Stored rows:
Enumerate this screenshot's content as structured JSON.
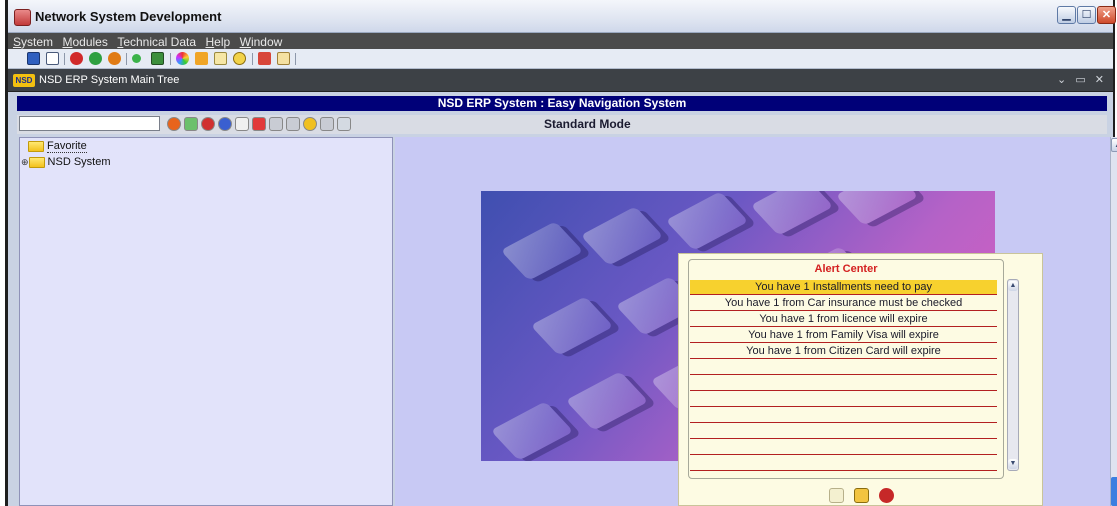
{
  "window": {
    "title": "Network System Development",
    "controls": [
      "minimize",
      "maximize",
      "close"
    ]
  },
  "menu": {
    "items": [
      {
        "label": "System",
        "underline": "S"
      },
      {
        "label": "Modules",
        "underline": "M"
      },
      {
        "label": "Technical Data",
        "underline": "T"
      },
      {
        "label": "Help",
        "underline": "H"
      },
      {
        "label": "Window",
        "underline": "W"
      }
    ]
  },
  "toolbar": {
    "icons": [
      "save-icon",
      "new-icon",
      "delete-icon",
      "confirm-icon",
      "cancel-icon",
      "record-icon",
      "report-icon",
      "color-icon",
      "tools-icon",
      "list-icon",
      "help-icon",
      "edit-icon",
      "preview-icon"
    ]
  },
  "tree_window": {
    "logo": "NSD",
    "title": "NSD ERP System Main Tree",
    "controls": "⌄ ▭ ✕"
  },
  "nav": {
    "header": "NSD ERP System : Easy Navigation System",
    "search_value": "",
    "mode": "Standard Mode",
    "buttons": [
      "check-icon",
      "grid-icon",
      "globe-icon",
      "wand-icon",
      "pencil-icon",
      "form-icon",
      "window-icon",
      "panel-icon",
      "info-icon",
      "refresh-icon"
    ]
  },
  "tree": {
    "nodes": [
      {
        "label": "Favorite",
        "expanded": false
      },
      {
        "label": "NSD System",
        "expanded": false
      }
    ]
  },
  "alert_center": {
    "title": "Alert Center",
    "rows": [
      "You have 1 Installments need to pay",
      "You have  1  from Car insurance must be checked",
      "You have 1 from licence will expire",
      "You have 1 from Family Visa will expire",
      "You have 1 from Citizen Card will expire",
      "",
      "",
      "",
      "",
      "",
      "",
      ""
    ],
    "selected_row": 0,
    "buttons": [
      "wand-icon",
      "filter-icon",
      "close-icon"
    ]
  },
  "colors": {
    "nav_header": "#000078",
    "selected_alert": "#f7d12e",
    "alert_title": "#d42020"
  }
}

Brief: From the entries above, copy each line holding "expire".

Task result:
      "You have 1 from licence will expire",
      "You have 1 from Family Visa will expire",
      "You have 1 from Citizen Card will expire",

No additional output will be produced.